What to do — Where a line holds the word "this", copy that line.

Dataset entries
____________________

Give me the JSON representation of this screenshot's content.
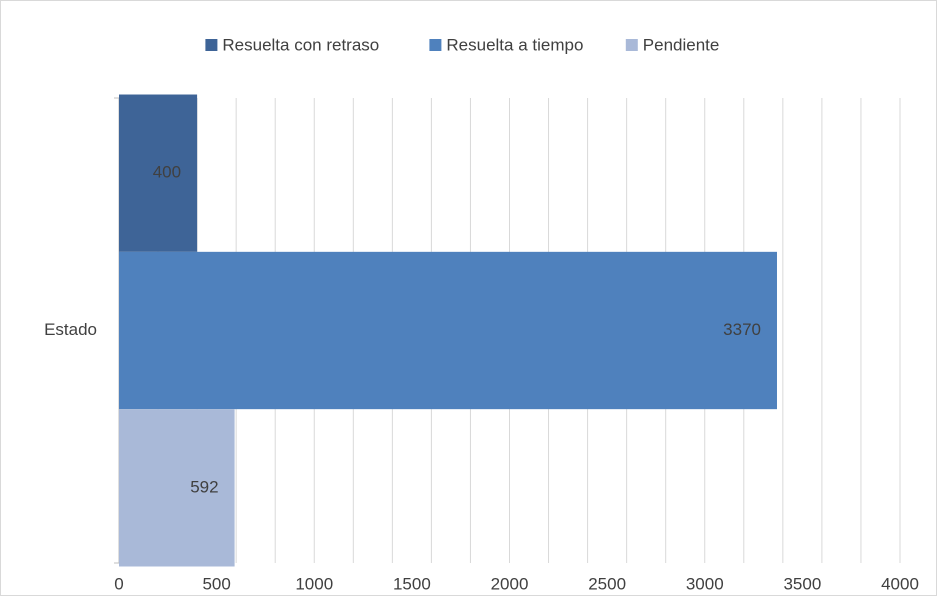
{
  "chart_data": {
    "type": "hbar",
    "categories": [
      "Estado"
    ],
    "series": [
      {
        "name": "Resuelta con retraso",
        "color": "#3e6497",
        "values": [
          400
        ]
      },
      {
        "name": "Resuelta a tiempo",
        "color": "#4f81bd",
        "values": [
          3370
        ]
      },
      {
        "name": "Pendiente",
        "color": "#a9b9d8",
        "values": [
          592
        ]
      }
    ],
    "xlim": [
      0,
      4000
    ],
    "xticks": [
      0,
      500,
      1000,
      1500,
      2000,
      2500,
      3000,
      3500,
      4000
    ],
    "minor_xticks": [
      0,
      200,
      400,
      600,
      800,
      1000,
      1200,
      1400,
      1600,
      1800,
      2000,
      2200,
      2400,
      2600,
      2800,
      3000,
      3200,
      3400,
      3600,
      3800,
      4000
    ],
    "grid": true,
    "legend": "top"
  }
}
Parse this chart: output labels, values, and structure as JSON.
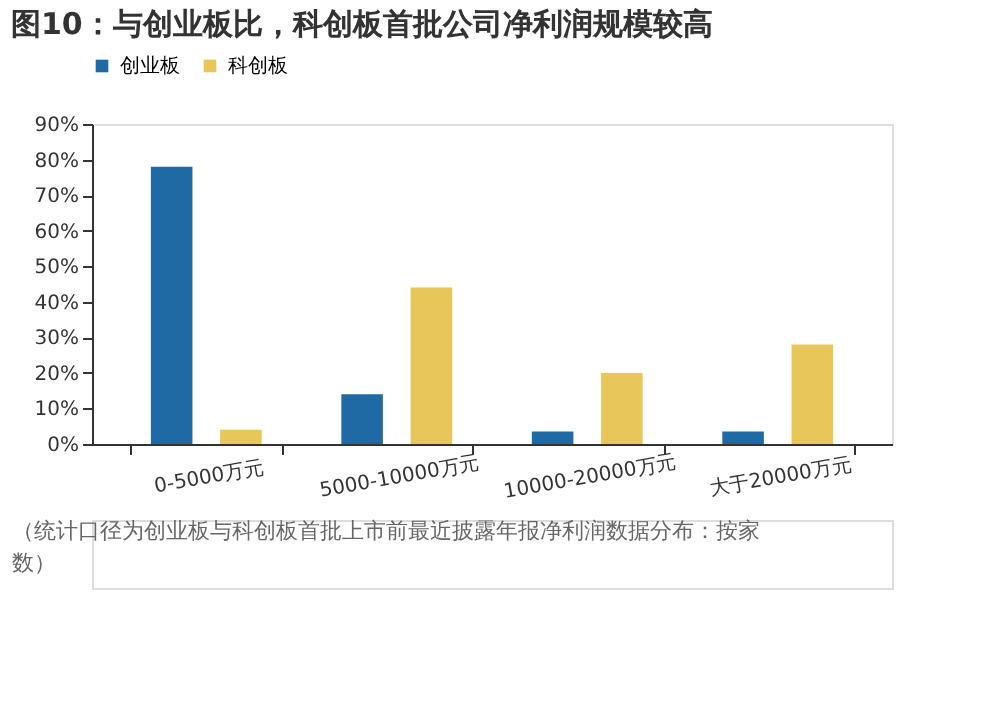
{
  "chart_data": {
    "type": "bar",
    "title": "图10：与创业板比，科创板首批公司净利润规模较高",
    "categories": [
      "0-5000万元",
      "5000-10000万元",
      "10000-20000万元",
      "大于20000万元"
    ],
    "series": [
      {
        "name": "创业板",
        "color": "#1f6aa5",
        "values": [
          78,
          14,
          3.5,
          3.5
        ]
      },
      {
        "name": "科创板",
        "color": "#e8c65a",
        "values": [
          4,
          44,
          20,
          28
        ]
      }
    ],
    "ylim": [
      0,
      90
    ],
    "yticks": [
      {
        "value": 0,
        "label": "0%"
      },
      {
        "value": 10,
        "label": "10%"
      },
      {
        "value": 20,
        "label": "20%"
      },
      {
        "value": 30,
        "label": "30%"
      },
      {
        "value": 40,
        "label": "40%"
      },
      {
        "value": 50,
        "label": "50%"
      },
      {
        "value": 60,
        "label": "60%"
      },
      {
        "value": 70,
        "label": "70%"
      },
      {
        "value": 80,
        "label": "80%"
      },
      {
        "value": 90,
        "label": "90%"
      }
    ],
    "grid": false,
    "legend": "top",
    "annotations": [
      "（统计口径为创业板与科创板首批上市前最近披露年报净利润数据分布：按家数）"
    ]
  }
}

____________________

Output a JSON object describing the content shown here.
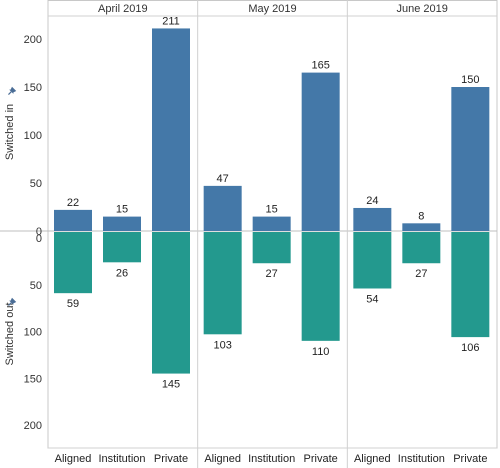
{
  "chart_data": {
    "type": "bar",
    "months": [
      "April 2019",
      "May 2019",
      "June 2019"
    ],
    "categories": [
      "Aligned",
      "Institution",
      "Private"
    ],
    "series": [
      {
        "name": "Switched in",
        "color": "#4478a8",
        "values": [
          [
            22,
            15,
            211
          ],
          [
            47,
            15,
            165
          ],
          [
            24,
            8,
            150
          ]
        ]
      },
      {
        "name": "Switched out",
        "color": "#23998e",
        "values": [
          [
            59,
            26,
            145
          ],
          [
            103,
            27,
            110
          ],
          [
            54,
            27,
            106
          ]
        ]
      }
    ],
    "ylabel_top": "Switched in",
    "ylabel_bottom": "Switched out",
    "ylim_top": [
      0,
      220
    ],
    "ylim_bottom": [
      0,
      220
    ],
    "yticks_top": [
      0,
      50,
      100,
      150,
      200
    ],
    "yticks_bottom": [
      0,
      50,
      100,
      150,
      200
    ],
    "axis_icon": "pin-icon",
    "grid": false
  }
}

____________________

Correct output —
Give me the JSON representation of this screenshot's content.
Parse this chart: output labels, values, and structure as JSON.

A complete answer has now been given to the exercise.